--- Exercise ---
Find the string "растворимые" in the listing and report every line that has it.

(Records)
★ ★ ★ ★ ★
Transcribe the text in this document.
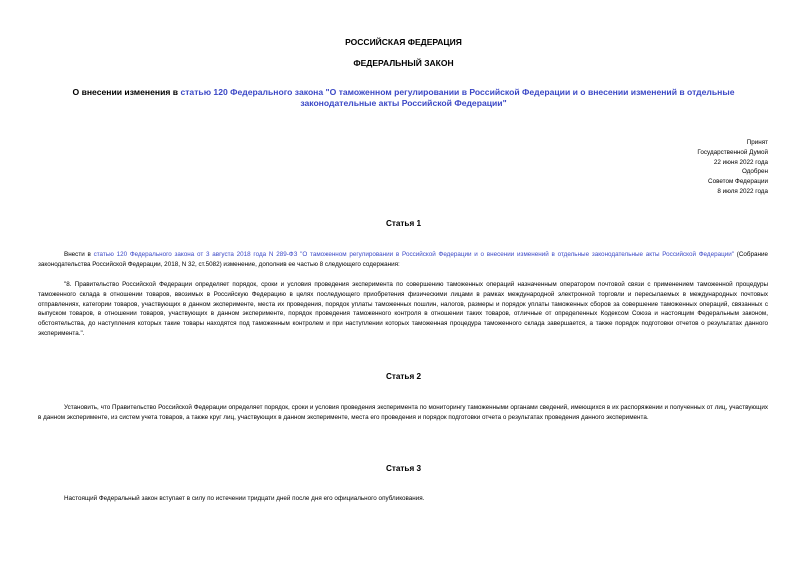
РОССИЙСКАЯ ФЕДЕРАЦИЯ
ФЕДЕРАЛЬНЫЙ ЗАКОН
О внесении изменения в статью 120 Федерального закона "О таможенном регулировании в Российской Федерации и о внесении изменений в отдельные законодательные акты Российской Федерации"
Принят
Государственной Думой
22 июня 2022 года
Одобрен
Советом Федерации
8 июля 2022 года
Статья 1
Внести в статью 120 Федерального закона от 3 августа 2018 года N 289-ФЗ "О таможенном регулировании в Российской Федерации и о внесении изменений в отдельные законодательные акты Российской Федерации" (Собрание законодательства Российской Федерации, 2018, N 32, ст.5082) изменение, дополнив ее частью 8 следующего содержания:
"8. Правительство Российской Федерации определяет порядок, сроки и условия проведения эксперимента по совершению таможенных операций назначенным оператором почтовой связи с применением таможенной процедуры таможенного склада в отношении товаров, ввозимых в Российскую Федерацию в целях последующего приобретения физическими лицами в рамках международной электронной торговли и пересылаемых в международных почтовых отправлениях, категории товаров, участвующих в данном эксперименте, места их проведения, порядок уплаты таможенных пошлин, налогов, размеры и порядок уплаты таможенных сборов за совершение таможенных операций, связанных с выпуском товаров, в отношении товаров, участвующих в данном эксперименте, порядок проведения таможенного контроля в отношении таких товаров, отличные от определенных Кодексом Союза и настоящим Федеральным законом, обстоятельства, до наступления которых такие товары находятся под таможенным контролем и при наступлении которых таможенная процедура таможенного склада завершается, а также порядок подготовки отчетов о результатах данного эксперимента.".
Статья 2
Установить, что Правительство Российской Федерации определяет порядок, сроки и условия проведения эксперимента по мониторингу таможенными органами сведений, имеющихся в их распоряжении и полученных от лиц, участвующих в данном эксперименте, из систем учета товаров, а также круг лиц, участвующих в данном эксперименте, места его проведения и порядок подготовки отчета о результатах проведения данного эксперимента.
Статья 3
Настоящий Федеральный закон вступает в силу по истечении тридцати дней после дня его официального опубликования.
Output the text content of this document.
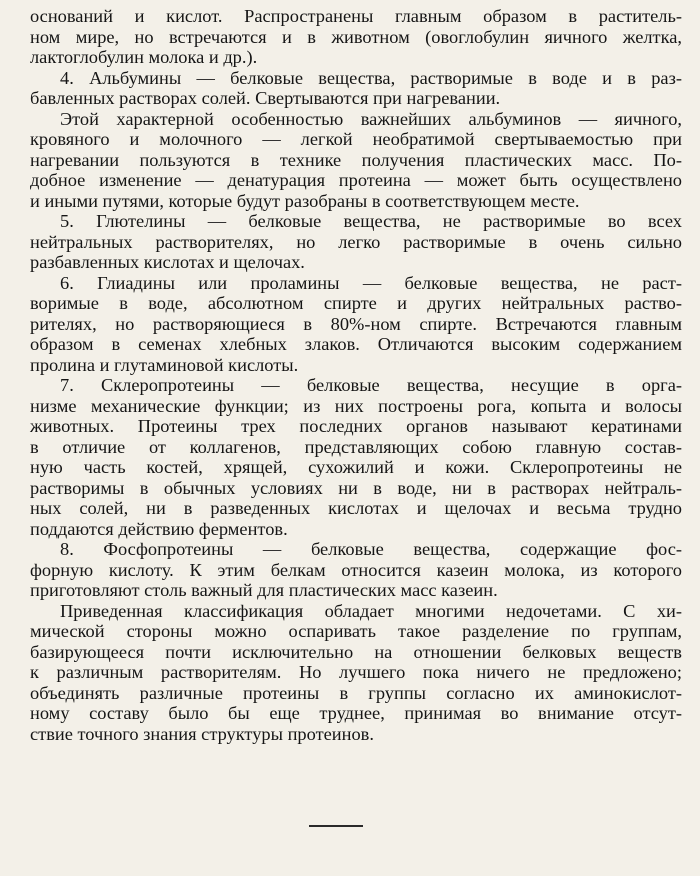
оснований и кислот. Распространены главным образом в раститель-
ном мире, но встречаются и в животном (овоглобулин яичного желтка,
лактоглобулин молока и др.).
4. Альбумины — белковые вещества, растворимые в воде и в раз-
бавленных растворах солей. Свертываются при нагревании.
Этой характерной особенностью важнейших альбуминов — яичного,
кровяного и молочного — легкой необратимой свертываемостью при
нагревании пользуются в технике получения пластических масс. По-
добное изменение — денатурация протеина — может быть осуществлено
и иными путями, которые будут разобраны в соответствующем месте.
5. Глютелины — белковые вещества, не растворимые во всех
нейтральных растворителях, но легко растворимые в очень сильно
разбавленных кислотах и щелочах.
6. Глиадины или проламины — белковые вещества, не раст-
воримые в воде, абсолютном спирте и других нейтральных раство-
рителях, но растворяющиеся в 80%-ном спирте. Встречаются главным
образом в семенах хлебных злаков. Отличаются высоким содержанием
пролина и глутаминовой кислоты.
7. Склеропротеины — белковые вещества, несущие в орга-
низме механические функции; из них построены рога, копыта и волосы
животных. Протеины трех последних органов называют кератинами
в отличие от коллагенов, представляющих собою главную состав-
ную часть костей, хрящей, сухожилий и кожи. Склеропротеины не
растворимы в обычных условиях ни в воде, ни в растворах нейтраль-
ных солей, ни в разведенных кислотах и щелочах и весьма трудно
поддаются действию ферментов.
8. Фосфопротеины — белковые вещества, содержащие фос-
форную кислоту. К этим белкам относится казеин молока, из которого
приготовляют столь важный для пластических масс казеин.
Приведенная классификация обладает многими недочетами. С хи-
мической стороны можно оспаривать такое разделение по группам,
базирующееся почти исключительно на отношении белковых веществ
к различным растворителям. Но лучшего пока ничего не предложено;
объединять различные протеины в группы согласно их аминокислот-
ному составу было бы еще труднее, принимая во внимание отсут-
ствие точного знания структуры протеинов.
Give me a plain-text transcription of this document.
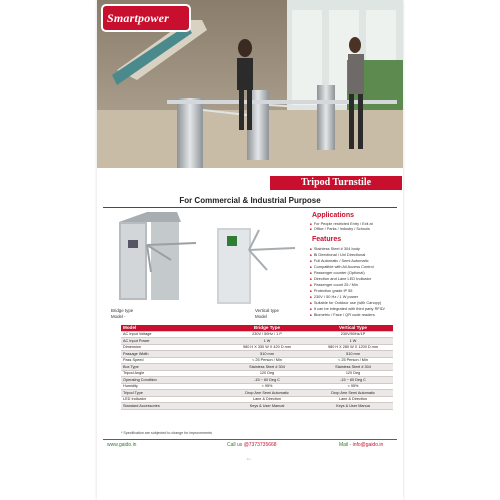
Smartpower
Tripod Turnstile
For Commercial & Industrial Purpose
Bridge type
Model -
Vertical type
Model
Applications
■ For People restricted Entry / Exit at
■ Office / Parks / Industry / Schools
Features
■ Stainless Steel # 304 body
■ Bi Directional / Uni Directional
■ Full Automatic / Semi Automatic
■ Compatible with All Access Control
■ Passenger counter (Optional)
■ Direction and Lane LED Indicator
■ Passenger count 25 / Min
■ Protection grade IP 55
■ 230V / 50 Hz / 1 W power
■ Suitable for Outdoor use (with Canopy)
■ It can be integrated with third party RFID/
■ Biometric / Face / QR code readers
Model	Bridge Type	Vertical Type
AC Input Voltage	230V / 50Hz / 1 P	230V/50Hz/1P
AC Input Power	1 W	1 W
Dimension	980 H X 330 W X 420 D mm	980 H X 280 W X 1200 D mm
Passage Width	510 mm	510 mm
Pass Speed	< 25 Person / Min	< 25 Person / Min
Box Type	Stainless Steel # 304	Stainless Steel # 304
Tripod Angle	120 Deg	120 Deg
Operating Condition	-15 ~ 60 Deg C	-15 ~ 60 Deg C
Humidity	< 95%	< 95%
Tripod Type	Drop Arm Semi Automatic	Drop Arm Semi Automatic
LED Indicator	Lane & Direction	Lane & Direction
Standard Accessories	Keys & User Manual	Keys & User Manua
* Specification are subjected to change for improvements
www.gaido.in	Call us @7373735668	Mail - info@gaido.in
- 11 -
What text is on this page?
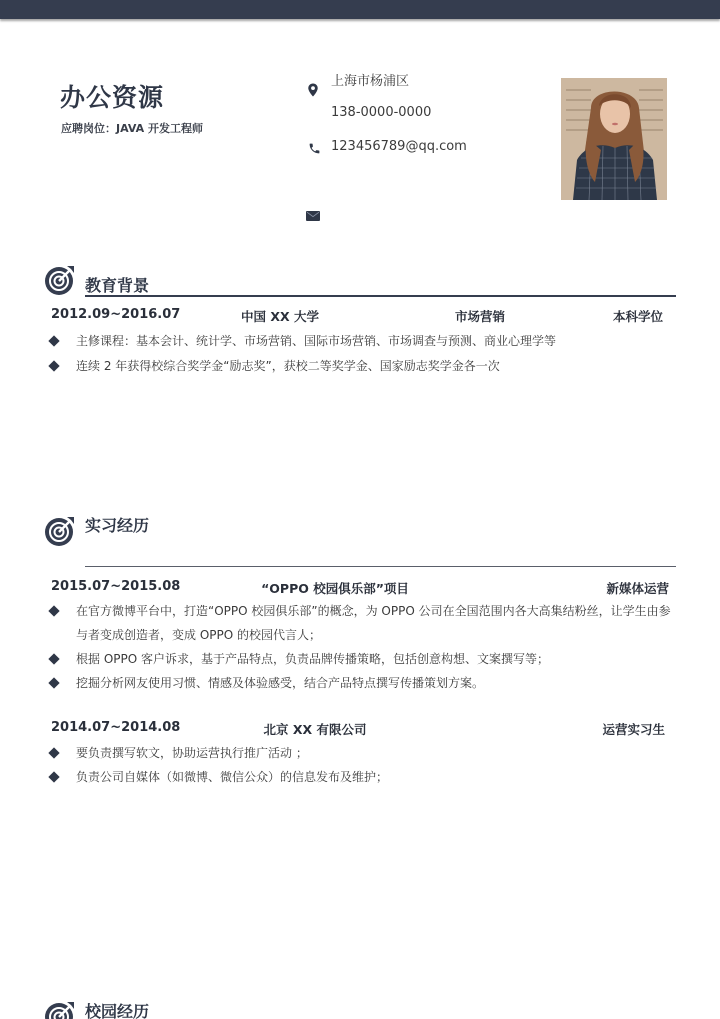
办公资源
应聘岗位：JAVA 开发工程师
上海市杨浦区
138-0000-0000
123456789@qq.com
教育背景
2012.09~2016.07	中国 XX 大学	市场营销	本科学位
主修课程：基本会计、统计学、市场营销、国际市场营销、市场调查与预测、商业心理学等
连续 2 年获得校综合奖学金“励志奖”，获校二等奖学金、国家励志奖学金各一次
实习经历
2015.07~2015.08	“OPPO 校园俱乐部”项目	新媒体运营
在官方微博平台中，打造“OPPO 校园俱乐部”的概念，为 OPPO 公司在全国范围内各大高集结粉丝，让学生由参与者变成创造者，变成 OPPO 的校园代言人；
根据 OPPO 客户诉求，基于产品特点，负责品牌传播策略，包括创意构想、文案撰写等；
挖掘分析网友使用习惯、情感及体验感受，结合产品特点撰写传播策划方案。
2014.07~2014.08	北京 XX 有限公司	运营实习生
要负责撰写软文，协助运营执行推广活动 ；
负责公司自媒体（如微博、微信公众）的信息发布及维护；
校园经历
★ ★ ★ ★ ★
--- Answer to this problem ---
4. Альбумины — белковые вещества, растворимые в воде и в раз-
5. Глютелины — белковые вещества, не растворимые во всех
нейтральных растворителях, но легко растворимые в очень сильно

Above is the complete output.